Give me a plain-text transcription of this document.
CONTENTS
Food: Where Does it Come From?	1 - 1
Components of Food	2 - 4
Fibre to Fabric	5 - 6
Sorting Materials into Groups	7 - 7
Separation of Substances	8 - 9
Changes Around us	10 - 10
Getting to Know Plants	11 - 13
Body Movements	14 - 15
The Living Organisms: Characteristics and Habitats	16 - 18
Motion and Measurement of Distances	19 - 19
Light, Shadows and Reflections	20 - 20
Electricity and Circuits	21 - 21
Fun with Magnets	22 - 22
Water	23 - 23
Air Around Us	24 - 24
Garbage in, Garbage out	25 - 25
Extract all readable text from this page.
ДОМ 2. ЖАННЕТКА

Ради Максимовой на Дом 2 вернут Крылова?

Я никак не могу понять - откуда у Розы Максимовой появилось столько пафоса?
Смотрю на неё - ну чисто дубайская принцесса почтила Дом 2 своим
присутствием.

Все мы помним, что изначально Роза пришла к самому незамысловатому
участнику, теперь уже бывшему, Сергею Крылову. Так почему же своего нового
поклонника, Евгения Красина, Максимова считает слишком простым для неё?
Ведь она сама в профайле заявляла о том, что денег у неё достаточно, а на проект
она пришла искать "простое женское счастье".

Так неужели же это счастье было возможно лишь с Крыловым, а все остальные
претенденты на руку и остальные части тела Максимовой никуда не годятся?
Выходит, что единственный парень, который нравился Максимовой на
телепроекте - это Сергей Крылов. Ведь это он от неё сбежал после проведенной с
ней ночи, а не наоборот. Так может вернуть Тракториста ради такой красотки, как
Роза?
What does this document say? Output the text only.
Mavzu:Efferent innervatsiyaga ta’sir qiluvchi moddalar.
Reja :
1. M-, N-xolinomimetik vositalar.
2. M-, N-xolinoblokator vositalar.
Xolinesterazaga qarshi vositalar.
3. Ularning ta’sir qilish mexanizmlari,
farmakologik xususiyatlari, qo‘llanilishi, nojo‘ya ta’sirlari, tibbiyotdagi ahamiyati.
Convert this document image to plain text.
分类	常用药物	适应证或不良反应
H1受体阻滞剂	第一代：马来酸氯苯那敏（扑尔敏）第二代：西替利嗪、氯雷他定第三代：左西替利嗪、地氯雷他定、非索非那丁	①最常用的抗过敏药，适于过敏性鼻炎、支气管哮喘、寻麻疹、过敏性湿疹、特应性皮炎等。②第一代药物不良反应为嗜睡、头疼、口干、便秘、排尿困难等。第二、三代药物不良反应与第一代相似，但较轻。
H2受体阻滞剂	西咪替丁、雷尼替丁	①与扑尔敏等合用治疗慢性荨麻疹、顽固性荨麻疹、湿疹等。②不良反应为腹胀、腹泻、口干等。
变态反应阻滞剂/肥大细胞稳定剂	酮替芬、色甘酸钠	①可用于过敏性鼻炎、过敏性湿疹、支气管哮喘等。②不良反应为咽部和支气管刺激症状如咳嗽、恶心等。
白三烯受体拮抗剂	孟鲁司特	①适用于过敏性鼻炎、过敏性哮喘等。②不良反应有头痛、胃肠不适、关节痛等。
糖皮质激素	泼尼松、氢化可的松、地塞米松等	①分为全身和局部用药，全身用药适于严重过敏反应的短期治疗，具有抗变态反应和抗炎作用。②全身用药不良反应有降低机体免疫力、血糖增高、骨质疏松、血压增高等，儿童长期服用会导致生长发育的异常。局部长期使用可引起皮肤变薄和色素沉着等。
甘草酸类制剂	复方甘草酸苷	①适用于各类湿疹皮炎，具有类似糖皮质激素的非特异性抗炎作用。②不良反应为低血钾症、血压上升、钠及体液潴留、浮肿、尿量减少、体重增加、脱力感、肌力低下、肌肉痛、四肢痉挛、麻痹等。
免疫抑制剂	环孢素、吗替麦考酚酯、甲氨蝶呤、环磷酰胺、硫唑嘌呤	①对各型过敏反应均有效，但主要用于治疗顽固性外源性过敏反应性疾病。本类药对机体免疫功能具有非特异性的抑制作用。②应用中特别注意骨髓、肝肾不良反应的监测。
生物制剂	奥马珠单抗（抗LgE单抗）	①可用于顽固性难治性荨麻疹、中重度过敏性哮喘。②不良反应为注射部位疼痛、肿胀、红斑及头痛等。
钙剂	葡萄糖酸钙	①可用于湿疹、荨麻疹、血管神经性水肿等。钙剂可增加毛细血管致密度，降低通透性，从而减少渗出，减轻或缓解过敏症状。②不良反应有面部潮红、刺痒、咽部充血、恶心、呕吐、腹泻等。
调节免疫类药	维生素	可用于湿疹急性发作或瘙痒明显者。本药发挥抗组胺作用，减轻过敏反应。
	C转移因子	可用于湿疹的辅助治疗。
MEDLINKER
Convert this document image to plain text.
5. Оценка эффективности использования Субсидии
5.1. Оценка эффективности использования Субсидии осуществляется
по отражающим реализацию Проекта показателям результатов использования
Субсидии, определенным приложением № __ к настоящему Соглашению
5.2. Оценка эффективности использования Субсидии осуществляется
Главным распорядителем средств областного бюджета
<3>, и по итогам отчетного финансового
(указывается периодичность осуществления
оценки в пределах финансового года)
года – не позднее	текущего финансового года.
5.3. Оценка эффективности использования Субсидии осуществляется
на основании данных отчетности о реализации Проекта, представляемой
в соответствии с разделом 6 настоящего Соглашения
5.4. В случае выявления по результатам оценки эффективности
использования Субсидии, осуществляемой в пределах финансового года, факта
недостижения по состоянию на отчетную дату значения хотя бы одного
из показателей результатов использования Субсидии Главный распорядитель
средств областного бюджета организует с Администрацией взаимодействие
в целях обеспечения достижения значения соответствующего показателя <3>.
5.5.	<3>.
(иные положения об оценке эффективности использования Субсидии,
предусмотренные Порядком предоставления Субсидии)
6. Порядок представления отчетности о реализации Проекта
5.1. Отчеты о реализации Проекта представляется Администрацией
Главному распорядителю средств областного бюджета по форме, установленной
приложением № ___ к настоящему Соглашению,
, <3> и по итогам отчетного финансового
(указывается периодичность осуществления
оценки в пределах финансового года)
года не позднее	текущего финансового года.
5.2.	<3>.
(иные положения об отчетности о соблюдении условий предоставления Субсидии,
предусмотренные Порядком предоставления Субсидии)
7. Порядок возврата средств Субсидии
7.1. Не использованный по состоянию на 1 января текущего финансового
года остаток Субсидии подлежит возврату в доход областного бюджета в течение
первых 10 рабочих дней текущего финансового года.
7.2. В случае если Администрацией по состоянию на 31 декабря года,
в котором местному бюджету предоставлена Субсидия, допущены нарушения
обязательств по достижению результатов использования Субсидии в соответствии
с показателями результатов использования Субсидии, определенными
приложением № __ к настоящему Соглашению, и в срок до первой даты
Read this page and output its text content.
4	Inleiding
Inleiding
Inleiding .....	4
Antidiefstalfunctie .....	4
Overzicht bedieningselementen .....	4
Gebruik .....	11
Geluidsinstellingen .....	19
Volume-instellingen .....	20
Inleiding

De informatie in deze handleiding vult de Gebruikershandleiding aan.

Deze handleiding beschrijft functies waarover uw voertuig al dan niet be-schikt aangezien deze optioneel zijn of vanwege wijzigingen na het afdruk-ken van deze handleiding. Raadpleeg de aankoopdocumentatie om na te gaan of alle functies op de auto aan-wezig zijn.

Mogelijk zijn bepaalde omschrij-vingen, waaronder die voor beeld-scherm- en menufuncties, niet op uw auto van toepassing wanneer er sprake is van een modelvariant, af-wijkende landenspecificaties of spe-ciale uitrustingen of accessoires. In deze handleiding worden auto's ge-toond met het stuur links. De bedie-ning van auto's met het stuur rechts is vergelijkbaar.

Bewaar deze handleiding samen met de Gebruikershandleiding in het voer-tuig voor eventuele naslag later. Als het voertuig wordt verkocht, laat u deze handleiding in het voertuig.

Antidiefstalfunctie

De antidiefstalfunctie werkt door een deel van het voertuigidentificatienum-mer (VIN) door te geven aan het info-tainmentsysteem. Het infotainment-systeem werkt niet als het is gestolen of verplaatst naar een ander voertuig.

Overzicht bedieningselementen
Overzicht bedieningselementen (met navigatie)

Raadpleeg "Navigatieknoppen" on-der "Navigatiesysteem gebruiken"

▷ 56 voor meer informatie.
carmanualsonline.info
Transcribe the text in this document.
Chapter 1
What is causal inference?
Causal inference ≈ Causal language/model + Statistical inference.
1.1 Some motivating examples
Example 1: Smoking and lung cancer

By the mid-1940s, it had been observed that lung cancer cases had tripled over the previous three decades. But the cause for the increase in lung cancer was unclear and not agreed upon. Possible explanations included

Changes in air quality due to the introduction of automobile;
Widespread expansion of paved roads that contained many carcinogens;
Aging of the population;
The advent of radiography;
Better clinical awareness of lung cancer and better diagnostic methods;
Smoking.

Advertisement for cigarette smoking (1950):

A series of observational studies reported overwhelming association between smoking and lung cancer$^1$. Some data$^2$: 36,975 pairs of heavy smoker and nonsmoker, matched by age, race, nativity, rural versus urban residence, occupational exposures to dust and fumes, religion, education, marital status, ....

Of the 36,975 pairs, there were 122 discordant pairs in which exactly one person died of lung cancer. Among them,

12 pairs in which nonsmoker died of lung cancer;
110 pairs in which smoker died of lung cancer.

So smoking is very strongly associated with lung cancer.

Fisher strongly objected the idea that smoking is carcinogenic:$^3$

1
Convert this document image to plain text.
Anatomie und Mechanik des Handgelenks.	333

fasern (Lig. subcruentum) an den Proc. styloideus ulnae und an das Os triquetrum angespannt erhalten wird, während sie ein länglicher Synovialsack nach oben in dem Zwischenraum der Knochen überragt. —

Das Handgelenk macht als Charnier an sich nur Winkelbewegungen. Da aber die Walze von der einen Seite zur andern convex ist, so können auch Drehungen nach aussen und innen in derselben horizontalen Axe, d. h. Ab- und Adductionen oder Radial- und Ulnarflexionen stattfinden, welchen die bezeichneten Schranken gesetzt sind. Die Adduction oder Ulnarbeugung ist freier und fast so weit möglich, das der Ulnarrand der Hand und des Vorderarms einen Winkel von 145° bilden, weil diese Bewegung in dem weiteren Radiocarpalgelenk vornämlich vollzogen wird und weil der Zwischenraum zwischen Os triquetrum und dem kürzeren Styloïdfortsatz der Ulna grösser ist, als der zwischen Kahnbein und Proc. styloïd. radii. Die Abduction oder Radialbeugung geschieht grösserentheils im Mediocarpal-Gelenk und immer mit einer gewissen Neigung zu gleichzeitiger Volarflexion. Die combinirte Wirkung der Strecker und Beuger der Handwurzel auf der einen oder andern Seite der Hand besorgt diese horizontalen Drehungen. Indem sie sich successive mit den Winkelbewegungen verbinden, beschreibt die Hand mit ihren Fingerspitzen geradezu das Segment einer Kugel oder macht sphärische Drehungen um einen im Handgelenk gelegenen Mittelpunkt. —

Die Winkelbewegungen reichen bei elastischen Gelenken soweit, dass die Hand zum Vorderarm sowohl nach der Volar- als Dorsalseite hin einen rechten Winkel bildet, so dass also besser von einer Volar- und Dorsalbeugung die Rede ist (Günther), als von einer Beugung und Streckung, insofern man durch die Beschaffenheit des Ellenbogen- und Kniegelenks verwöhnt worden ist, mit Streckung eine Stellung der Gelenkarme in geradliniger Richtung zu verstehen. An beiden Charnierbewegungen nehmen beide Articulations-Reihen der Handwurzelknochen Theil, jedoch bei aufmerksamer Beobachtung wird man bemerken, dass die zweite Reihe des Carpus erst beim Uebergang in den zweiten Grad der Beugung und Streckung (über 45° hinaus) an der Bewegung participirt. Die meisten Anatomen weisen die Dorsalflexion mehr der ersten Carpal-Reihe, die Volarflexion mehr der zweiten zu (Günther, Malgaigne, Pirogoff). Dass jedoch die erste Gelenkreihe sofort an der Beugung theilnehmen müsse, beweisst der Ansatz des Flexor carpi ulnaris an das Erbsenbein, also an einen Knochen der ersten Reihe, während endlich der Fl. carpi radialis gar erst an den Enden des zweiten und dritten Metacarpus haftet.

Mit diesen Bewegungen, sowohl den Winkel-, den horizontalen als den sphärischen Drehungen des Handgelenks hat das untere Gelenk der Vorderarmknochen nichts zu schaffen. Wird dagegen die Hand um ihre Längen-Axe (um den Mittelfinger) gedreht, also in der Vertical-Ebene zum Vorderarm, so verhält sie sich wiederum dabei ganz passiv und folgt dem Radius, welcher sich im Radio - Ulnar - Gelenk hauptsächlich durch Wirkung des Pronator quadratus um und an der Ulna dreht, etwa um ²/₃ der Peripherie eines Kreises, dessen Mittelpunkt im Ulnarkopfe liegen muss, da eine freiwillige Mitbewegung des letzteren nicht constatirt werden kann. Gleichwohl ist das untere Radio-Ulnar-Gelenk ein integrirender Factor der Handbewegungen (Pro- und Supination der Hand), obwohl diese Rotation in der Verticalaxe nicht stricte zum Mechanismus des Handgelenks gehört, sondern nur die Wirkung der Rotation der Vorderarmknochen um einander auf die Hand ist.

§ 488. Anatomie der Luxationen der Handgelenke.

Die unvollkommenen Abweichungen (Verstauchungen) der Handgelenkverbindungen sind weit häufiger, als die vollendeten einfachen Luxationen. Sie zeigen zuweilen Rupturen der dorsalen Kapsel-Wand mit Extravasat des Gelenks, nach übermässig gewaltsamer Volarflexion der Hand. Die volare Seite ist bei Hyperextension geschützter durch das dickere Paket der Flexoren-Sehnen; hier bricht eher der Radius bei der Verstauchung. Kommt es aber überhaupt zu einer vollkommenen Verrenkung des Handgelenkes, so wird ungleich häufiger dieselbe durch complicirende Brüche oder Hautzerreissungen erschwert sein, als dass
+ + + +
Task prompt
Show the lines of the material that contain the word "остальные".

Exercise answer
Так неужели же это счастье было возможно лишь с Крыловым, а все остальные
претенденты на руку и остальные части тела Максимовой никуда не годятся?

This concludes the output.